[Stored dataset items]
****************
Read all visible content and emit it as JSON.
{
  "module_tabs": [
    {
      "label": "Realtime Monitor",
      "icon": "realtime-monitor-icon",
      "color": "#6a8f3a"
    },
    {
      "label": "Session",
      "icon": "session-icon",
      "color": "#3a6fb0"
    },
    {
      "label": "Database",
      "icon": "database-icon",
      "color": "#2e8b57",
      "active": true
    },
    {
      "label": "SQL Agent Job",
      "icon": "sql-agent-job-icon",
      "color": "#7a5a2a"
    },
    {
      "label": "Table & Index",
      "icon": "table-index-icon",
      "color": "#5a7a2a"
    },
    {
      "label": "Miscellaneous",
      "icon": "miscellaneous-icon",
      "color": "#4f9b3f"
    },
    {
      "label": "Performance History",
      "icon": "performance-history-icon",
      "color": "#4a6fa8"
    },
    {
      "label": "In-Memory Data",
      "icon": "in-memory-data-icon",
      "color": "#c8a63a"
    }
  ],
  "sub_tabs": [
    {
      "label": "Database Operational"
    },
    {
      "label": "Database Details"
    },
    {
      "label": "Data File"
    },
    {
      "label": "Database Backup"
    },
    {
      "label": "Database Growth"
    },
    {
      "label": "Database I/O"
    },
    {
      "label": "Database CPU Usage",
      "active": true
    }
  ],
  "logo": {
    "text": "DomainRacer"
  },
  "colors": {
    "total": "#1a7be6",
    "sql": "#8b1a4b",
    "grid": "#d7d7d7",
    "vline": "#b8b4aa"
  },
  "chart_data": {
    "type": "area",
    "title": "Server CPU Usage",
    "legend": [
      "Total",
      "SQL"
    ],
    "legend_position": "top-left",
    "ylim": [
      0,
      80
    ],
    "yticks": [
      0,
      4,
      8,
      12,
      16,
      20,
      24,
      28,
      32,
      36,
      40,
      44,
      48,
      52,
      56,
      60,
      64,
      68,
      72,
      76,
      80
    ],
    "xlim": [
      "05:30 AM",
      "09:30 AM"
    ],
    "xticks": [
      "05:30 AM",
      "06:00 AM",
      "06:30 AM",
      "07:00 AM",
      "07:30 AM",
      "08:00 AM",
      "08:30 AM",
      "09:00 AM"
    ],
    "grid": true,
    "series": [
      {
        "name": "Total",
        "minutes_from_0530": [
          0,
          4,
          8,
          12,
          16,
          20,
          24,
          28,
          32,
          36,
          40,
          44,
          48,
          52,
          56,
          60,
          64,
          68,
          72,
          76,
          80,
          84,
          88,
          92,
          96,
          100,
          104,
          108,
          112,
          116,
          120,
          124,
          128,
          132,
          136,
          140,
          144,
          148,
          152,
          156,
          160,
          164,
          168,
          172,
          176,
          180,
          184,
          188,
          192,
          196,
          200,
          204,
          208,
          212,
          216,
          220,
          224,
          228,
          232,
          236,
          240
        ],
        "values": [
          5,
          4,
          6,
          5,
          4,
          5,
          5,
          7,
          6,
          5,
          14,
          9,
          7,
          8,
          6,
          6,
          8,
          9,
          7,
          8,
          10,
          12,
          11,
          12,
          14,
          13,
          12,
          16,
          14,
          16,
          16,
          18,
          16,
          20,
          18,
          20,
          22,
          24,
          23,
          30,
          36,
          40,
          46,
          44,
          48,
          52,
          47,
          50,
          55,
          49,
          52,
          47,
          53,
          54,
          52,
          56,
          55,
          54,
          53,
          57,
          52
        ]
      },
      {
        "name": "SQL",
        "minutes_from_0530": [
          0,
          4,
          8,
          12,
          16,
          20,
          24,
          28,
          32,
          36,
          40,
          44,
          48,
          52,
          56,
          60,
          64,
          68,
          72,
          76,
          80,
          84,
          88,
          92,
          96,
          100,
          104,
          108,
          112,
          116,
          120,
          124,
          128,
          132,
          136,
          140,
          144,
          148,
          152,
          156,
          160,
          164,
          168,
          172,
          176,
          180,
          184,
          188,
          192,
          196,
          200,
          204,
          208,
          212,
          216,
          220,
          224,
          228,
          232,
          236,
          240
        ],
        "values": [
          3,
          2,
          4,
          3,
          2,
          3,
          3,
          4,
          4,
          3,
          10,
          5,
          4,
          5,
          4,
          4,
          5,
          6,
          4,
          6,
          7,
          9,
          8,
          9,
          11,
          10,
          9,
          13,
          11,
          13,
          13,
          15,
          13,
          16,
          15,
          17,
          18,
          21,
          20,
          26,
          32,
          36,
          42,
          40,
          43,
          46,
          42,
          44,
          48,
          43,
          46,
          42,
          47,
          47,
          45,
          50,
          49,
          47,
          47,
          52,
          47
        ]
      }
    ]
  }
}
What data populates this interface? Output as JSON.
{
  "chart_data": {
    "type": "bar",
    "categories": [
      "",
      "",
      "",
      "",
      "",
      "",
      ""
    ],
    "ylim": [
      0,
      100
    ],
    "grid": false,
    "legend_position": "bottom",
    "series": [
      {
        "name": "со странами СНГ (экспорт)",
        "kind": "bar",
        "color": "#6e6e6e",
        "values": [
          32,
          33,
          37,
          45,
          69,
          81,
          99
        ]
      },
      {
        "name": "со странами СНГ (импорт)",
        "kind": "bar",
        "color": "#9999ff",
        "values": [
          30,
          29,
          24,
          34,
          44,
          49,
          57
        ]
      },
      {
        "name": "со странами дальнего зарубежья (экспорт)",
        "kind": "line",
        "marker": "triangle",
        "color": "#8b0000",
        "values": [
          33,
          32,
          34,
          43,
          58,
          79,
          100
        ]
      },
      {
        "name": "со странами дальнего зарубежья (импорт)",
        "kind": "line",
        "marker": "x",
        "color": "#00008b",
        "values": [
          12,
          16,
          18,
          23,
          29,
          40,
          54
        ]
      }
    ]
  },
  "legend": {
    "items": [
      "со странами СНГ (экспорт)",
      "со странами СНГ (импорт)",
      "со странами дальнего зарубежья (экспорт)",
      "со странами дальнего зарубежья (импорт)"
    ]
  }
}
****************
▶ _DIRECTIONS FOR THIS TASK_
Would you reproduce the material above in full, exactly as given?

▶ _CORRECT ANSWER_
Read all visible content and emit it as JSON.
{
  "module_tabs": [
    {
      "label": "Realtime Monitor",
      "icon": "realtime-monitor-icon",
      "color": "#6a8f3a"
    },
    {
      "label": "Session",
      "icon": "session-icon",
      "color": "#3a6fb0"
    },
    {
      "label": "Database",
      "icon": "database-icon",
      "color": "#2e8b57",
      "active": true
    },
    {
      "label": "SQL Agent Job",
      "icon": "sql-agent-job-icon",
      "color": "#7a5a2a"
    },
    {
      "label": "Table & Index",
      "icon": "table-index-icon",
      "color": "#5a7a2a"
    },
    {
      "label": "Miscellaneous",
      "icon": "miscellaneous-icon",
      "color": "#4f9b3f"
    },
    {
      "label": "Performance History",
      "icon": "performance-history-icon",
      "color": "#4a6fa8"
    },
    {
      "label": "In-Memory Data",
      "icon": "in-memory-data-icon",
      "color": "#c8a63a"
    }
  ],
  "sub_tabs": [
    {
      "label": "Database Operational"
    },
    {
      "label": "Database Details"
    },
    {
      "label": "Data File"
    },
    {
      "label": "Database Backup"
    },
    {
      "label": "Database Growth"
    },
    {
      "label": "Database I/O"
    },
    {
      "label": "Database CPU Usage",
      "active": true
    }
  ],
  "logo": {
    "text": "DomainRacer"
  },
  "colors": {
    "total": "#1a7be6",
    "sql": "#8b1a4b",
    "grid": "#d7d7d7",
    "vline": "#b8b4aa"
  },
  "chart_data": {
    "type": "area",
    "title": "Server CPU Usage",
    "legend": [
      "Total",
      "SQL"
    ],
    "legend_position": "top-left",
    "ylim": [
      0,
      80
    ],
    "yticks": [
      0,
      4,
      8,
      12,
      16,
      20,
      24,
      28,
      32,
      36,
      40,
      44,
      48,
      52,
      56,
      60,
      64,
      68,
      72,
      76,
      80
    ],
    "xlim": [
      "05:30 AM",
      "09:30 AM"
    ],
    "xticks": [
      "05:30 AM",
      "06:00 AM",
      "06:30 AM",
      "07:00 AM",
      "07:30 AM",
      "08:00 AM",
      "08:30 AM",
      "09:00 AM"
    ],
    "grid": true,
    "series": [
      {
        "name": "Total",
        "minutes_from_0530": [
          0,
          4,
          8,
          12,
          16,
          20,
          24,
          28,
          32,
          36,
          40,
          44,
          48,
          52,
          56,
          60,
          64,
          68,
          72,
          76,
          80,
          84,
          88,
          92,
          96,
          100,
          104,
          108,
          112,
          116,
          120,
          124,
          128,
          132,
          136,
          140,
          144,
          148,
          152,
          156,
          160,
          164,
          168,
          172,
          176,
          180,
          184,
          188,
          192,
          196,
          200,
          204,
          208,
          212,
          216,
          220,
          224,
          228,
          232,
          236,
          240
        ],
        "values": [
          5,
          4,
          6,
          5,
          4,
          5,
          5,
          7,
          6,
          5,
          14,
          9,
          7,
          8,
          6,
          6,
          8,
          9,
          7,
          8,
          10,
          12,
          11,
          12,
          14,
          13,
          12,
          16,
          14,
          16,
          16,
          18,
          16,
          20,
          18,
          20,
          22,
          24,
          23,
          30,
          36,
          40,
          46,
          44,
          48,
          52,
          47,
          50,
          55,
          49,
          52,
          47,
          53,
          54,
          52,
          56,
          55,
          54,
          53,
          57,
          52
        ]
      },
      {
        "name": "SQL",
        "minutes_from_0530": [
          0,
          4,
          8,
          12,
          16,
          20,
          24,
          28,
          32,
          36,
          40,
          44,
          48,
          52,
          56,
          60,
          64,
          68,
          72,
          76,
          80,
          84,
          88,
          92,
          96,
          100,
          104,
          108,
          112,
          116,
          120,
          124,
          128,
          132,
          136,
          140,
          144,
          148,
          152,
          156,
          160,
          164,
          168,
          172,
          176,
          180,
          184,
          188,
          192,
          196,
          200,
          204,
          208,
          212,
          216,
          220,
          224,
          228,
          232,
          236,
          240
        ],
        "values": [
          3,
          2,
          4,
          3,
          2,
          3,
          3,
          4,
          4,
          3,
          10,
          5,
          4,
          5,
          4,
          4,
          5,
          6,
          4,
          6,
          7,
          9,
          8,
          9,
          11,
          10,
          9,
          13,
          11,
          13,
          13,
          15,
          13,
          16,
          15,
          17,
          18,
          21,
          20,
          26,
          32,
          36,
          42,
          40,
          43,
          46,
          42,
          44,
          48,
          43,
          46,
          42,
          47,
          47,
          45,
          50,
          49,
          47,
          47,
          52,
          47
        ]
      }
    ]
  }
}
What data populates this interface? Output as JSON.
{
  "chart_data": {
    "type": "bar",
    "categories": [
      "",
      "",
      "",
      "",
      "",
      "",
      ""
    ],
    "ylim": [
      0,
      100
    ],
    "grid": false,
    "legend_position": "bottom",
    "series": [
      {
        "name": "со странами СНГ (экспорт)",
        "kind": "bar",
        "color": "#6e6e6e",
        "values": [
          32,
          33,
          37,
          45,
          69,
          81,
          99
        ]
      },
      {
        "name": "со странами СНГ (импорт)",
        "kind": "bar",
        "color": "#9999ff",
        "values": [
          30,
          29,
          24,
          34,
          44,
          49,
          57
        ]
      },
      {
        "name": "со странами дальнего зарубежья (экспорт)",
        "kind": "line",
        "marker": "triangle",
        "color": "#8b0000",
        "values": [
          33,
          32,
          34,
          43,
          58,
          79,
          100
        ]
      },
      {
        "name": "со странами дальнего зарубежья (импорт)",
        "kind": "line",
        "marker": "x",
        "color": "#00008b",
        "values": [
          12,
          16,
          18,
          23,
          29,
          40,
          54
        ]
      }
    ]
  },
  "legend": {
    "items": [
      "со странами СНГ (экспорт)",
      "со странами СНГ (импорт)",
      "со странами дальнего зарубежья (экспорт)",
      "со странами дальнего зарубежья (импорт)"
    ]
  }
}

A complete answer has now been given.